### Provided records
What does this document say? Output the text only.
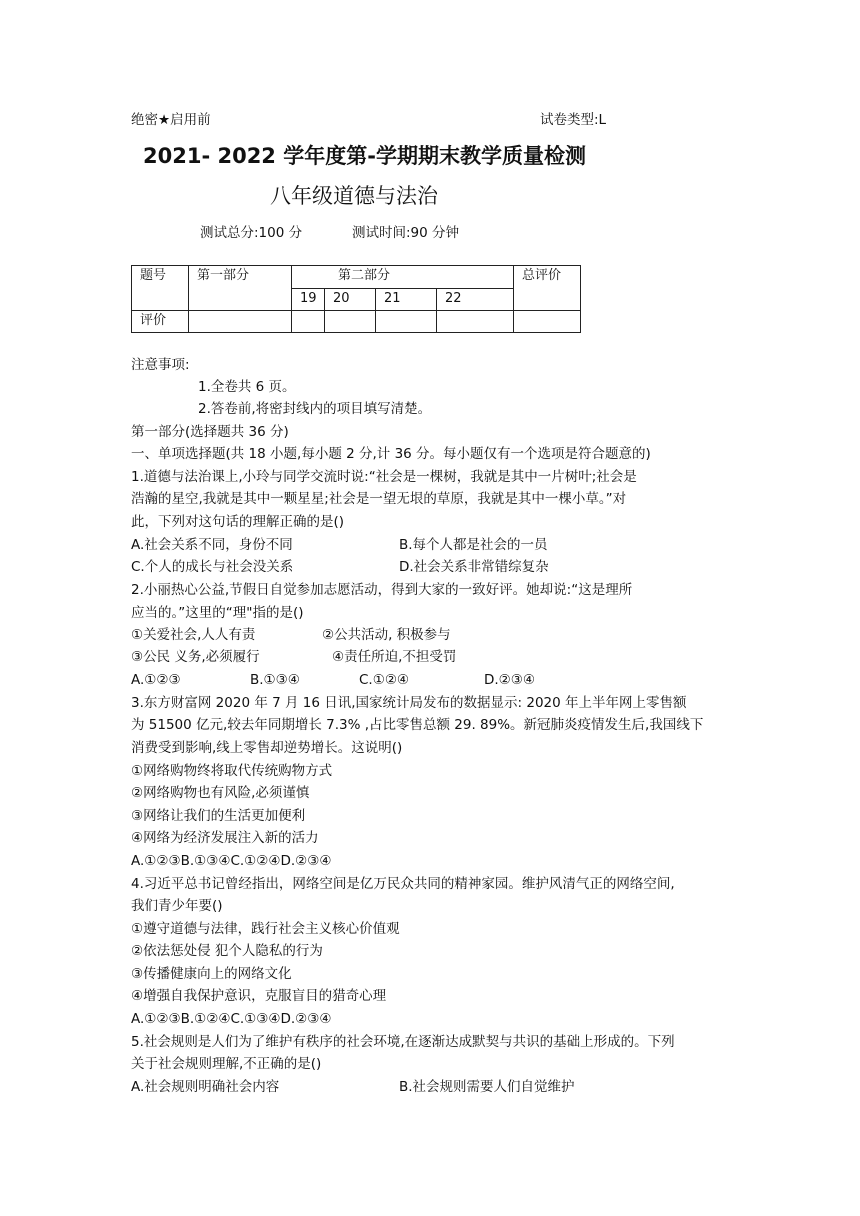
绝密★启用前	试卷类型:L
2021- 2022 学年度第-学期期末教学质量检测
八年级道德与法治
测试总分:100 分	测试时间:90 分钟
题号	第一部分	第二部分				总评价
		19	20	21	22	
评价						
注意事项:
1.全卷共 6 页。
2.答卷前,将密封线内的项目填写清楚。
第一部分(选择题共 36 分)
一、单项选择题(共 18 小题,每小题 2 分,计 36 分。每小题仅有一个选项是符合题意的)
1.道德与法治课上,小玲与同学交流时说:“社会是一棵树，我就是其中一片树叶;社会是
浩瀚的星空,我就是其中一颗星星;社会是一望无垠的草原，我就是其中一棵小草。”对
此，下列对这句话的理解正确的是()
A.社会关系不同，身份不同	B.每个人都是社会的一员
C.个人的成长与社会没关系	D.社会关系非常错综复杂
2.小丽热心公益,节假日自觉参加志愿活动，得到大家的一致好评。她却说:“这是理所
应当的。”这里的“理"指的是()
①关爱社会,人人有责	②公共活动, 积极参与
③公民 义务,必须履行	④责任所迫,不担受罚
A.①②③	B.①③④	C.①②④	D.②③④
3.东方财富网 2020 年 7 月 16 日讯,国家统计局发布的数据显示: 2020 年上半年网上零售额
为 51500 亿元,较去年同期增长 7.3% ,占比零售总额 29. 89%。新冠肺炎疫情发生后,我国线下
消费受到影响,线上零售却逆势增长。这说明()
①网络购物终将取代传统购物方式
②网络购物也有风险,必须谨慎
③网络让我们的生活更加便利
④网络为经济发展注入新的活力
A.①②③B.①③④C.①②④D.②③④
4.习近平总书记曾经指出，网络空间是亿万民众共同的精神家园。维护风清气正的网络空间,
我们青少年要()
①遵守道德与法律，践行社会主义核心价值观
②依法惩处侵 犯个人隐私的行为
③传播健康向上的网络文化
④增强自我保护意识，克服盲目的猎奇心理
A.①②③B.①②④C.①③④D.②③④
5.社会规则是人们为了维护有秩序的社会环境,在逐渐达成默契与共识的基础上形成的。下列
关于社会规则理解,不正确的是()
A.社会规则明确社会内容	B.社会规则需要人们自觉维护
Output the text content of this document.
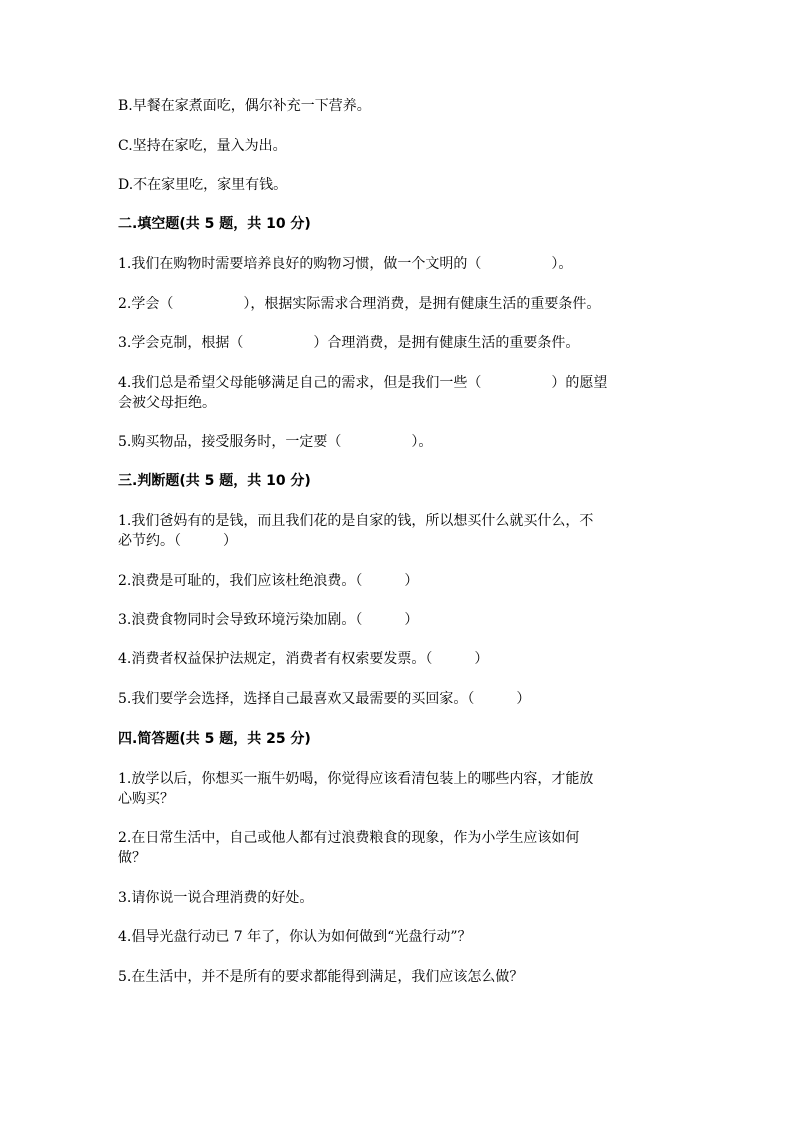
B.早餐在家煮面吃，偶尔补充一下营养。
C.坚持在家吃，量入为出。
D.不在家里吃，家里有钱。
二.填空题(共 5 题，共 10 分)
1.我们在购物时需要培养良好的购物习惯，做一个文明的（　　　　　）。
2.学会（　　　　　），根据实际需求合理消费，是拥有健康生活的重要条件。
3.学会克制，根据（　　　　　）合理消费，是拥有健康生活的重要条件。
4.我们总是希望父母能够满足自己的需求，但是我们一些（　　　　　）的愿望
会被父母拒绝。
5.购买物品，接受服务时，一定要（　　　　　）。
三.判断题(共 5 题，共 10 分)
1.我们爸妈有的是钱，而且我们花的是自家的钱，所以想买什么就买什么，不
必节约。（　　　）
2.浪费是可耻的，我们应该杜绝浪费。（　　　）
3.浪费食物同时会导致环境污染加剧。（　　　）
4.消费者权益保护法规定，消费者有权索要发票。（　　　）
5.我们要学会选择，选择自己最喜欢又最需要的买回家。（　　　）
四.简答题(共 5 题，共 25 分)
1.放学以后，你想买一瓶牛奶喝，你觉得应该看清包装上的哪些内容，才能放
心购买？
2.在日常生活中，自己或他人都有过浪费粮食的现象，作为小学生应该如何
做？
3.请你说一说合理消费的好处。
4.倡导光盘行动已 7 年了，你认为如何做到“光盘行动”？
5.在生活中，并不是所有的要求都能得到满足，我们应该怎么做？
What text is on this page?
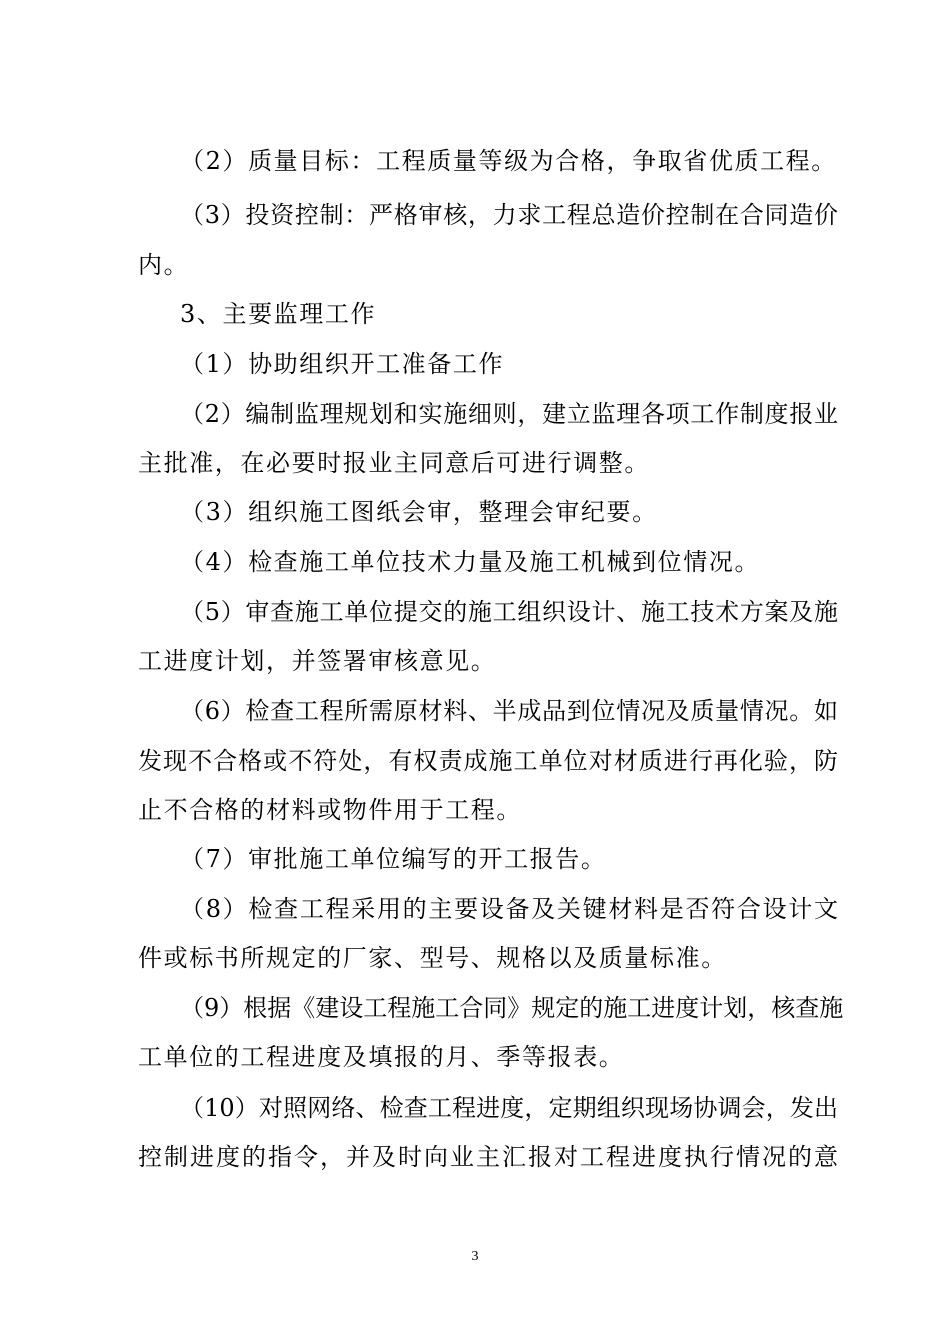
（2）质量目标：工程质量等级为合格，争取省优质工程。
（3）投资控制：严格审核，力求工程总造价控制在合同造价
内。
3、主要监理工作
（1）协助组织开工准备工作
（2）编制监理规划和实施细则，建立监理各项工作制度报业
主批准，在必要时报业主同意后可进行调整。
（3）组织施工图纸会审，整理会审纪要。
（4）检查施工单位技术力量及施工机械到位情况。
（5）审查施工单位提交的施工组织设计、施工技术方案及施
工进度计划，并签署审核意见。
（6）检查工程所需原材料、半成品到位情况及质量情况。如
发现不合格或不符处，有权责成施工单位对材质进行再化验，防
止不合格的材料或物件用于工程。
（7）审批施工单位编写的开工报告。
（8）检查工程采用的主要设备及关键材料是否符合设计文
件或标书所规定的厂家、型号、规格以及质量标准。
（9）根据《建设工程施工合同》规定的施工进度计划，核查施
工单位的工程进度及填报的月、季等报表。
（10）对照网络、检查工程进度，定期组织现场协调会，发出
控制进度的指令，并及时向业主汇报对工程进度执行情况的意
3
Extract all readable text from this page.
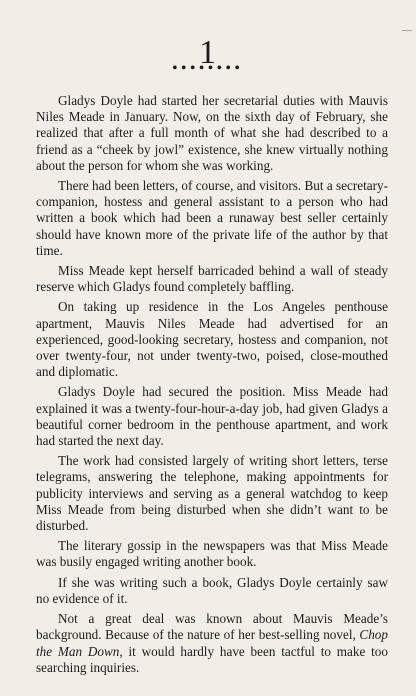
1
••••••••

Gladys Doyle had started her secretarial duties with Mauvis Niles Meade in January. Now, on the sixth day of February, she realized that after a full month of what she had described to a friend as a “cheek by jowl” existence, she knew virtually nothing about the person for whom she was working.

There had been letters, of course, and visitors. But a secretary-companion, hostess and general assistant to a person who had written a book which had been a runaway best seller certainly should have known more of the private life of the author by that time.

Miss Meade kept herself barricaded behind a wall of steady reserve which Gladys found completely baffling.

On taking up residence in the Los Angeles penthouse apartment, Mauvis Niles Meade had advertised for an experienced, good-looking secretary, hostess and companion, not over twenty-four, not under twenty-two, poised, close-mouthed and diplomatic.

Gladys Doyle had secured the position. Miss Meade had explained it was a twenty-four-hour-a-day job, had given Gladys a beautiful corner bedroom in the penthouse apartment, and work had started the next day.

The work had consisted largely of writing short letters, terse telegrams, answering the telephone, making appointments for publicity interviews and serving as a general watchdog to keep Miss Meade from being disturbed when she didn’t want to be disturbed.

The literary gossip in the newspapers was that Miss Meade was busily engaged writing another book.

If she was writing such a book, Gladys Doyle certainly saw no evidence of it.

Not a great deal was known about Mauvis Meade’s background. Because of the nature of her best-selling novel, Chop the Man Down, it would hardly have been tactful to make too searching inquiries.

### Task details
From the records above, pull out each line that has "Miss".

### Task output
Miss Meade kept herself barricaded behind a wall of steady reserve which Gladys found completely baffling.
Gladys Doyle had secured the position. Miss Meade had explained it was a twenty-four-hour-a-day job, had given Gladys a beautiful corner bedroom in the penthouse apartment, and work had started the next day.
The work had consisted largely of writing short letters, terse telegrams, answering the telephone, making appointments for publicity interviews and serving as a general watchdog to keep Miss Meade from being disturbed when she didn’t want to be disturbed.
The literary gossip in the newspapers was that Miss Meade was busily engaged writing another book.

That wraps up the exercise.